Written task: Reproduce the data below line for line, without a single change, leaving out the pictures.

Provided information:

####

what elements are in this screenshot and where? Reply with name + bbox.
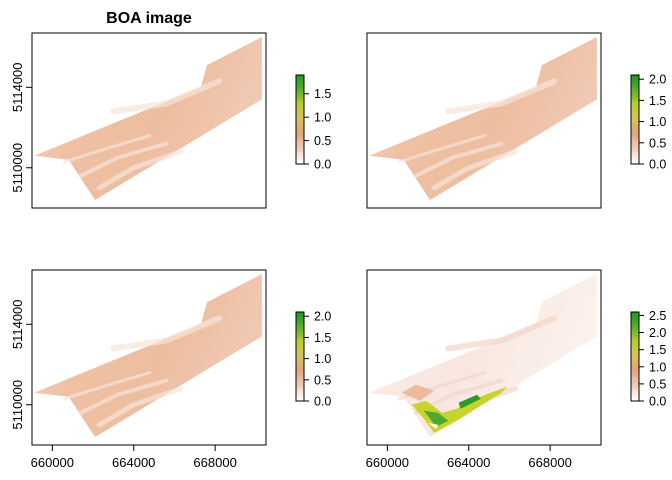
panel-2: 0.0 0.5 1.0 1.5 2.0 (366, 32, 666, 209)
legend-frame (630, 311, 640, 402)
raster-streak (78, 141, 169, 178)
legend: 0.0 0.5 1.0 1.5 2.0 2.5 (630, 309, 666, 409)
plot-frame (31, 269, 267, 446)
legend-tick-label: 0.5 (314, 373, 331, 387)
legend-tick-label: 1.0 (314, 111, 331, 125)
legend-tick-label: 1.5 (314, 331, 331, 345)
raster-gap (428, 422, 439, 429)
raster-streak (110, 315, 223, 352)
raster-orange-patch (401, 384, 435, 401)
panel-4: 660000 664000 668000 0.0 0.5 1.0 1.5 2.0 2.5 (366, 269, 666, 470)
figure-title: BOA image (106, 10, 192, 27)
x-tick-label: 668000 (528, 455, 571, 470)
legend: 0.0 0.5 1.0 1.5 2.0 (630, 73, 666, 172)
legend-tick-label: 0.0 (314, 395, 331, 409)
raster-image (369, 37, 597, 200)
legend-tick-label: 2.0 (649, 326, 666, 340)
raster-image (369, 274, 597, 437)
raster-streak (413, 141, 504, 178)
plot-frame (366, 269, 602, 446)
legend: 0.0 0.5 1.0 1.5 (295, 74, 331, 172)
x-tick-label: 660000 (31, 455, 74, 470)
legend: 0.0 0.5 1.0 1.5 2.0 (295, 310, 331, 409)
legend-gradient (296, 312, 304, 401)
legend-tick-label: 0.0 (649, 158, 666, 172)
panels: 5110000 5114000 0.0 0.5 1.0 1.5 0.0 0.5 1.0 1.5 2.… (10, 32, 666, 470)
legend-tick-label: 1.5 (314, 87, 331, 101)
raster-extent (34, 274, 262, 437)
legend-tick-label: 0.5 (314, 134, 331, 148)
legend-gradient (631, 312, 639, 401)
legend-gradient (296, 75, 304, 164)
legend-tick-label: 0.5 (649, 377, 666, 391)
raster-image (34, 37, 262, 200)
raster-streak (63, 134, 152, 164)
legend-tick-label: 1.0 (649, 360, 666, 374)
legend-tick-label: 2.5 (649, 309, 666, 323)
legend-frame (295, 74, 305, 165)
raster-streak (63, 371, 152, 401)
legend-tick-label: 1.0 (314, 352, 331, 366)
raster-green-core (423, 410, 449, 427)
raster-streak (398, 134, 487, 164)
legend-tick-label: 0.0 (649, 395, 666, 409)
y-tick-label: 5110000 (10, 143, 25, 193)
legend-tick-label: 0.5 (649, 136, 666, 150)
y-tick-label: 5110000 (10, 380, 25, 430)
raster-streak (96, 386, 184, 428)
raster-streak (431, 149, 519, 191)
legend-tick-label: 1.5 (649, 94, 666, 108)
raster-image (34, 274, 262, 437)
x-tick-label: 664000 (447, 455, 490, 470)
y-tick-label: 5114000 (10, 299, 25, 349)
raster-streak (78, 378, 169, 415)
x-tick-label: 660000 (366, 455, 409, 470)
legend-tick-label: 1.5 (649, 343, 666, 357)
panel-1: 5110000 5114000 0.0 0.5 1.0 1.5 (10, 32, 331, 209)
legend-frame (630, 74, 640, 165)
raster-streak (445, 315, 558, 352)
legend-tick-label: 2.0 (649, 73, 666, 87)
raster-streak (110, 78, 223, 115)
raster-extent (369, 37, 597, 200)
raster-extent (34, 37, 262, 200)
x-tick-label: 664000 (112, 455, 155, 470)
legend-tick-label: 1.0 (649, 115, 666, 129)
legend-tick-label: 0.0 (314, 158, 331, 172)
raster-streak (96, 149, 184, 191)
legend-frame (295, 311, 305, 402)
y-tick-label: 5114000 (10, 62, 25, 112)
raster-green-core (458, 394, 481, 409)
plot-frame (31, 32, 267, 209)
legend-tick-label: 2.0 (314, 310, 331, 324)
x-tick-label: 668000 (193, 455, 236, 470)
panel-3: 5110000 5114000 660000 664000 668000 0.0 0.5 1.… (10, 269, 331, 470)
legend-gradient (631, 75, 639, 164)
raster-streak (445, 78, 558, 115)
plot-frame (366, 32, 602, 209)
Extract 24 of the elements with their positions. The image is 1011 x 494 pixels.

####

Solved exercise:
what elements are in this screenshot and where? Reply with name + bbox.
panel-2: 0.0 0.5 1.0 1.5 2.0 (366, 32, 666, 209)
legend-frame (630, 311, 640, 402)
raster-streak (78, 141, 169, 178)
legend: 0.0 0.5 1.0 1.5 2.0 2.5 (630, 309, 666, 409)
plot-frame (31, 269, 267, 446)
legend-tick-label: 0.5 (314, 373, 331, 387)
legend-tick-label: 1.0 (314, 111, 331, 125)
legend-tick-label: 1.5 (314, 331, 331, 345)
raster-gap (428, 422, 439, 429)
raster-streak (110, 315, 223, 352)
raster-orange-patch (401, 384, 435, 401)
panel-4: 660000 664000 668000 0.0 0.5 1.0 1.5 2.0 2.5 (366, 269, 666, 470)
figure-title: BOA image (106, 10, 192, 27)
x-tick-label: 668000 (528, 455, 571, 470)
legend: 0.0 0.5 1.0 1.5 2.0 (630, 73, 666, 172)
legend-tick-label: 0.0 (314, 395, 331, 409)
raster-image (369, 37, 597, 200)
legend-tick-label: 2.0 (649, 326, 666, 340)
raster-image (369, 274, 597, 437)
raster-streak (413, 141, 504, 178)
plot-frame (366, 269, 602, 446)
legend: 0.0 0.5 1.0 1.5 (295, 74, 331, 172)
x-tick-label: 660000 (31, 455, 74, 470)
legend: 0.0 0.5 1.0 1.5 2.0 (295, 310, 331, 409)
legend-gradient (296, 312, 304, 401)
legend-tick-label: 0.0 (649, 158, 666, 172)
panels: 5110000 5114000 0.0 0.5 1.0 1.5 0.0 0.5 1.0 1.5 2.… (10, 32, 666, 470)
legend-tick-label: 1.5 (314, 87, 331, 101)
raster-extent (34, 274, 262, 437)
legend-tick-label: 0.5 (314, 134, 331, 148)
legend-gradient (631, 312, 639, 401)
legend-gradient (296, 75, 304, 164)
legend-tick-label: 0.5 (649, 377, 666, 391)
raster-image (34, 37, 262, 200)
raster-streak (63, 134, 152, 164)
legend-tick-label: 1.0 (649, 360, 666, 374)
legend-tick-label: 2.5 (649, 309, 666, 323)
legend-frame (295, 74, 305, 165)
raster-streak (63, 371, 152, 401)
legend-tick-label: 1.0 (314, 352, 331, 366)
raster-green-core (423, 410, 449, 427)
raster-streak (398, 134, 487, 164)
legend-tick-label: 0.0 (649, 395, 666, 409)
y-tick-label: 5110000 (10, 143, 25, 193)
legend-tick-label: 0.5 (649, 136, 666, 150)
y-tick-label: 5110000 (10, 380, 25, 430)
raster-streak (96, 386, 184, 428)
raster-streak (431, 149, 519, 191)
legend-tick-label: 1.5 (649, 94, 666, 108)
raster-image (34, 274, 262, 437)
x-tick-label: 664000 (447, 455, 490, 470)
y-tick-label: 5114000 (10, 299, 25, 349)
raster-streak (78, 378, 169, 415)
x-tick-label: 660000 (366, 455, 409, 470)
legend-tick-label: 1.5 (649, 343, 666, 357)
panel-1: 5110000 5114000 0.0 0.5 1.0 1.5 (10, 32, 331, 209)
legend-frame (630, 74, 640, 165)
raster-streak (445, 315, 558, 352)
legend-tick-label: 2.0 (649, 73, 666, 87)
raster-streak (110, 78, 223, 115)
raster-extent (369, 37, 597, 200)
raster-extent (34, 37, 262, 200)
x-tick-label: 664000 (112, 455, 155, 470)
legend-tick-label: 1.0 (649, 115, 666, 129)
legend-tick-label: 0.0 (314, 158, 331, 172)
raster-streak (96, 149, 184, 191)
legend-frame (295, 311, 305, 402)
y-tick-label: 5114000 (10, 62, 25, 112)
raster-green-core (458, 394, 481, 409)
plot-frame (31, 32, 267, 209)
legend-tick-label: 2.0 (314, 310, 331, 324)
x-tick-label: 668000 (193, 455, 236, 470)
panel-3: 5110000 5114000 660000 664000 668000 0.0 0.5 1.… (10, 269, 331, 470)
legend-gradient (631, 75, 639, 164)
raster-streak (445, 78, 558, 115)
plot-frame (366, 32, 602, 209)
Extract 24 of the elements with their positions. The image is 1011 x 494 pixels.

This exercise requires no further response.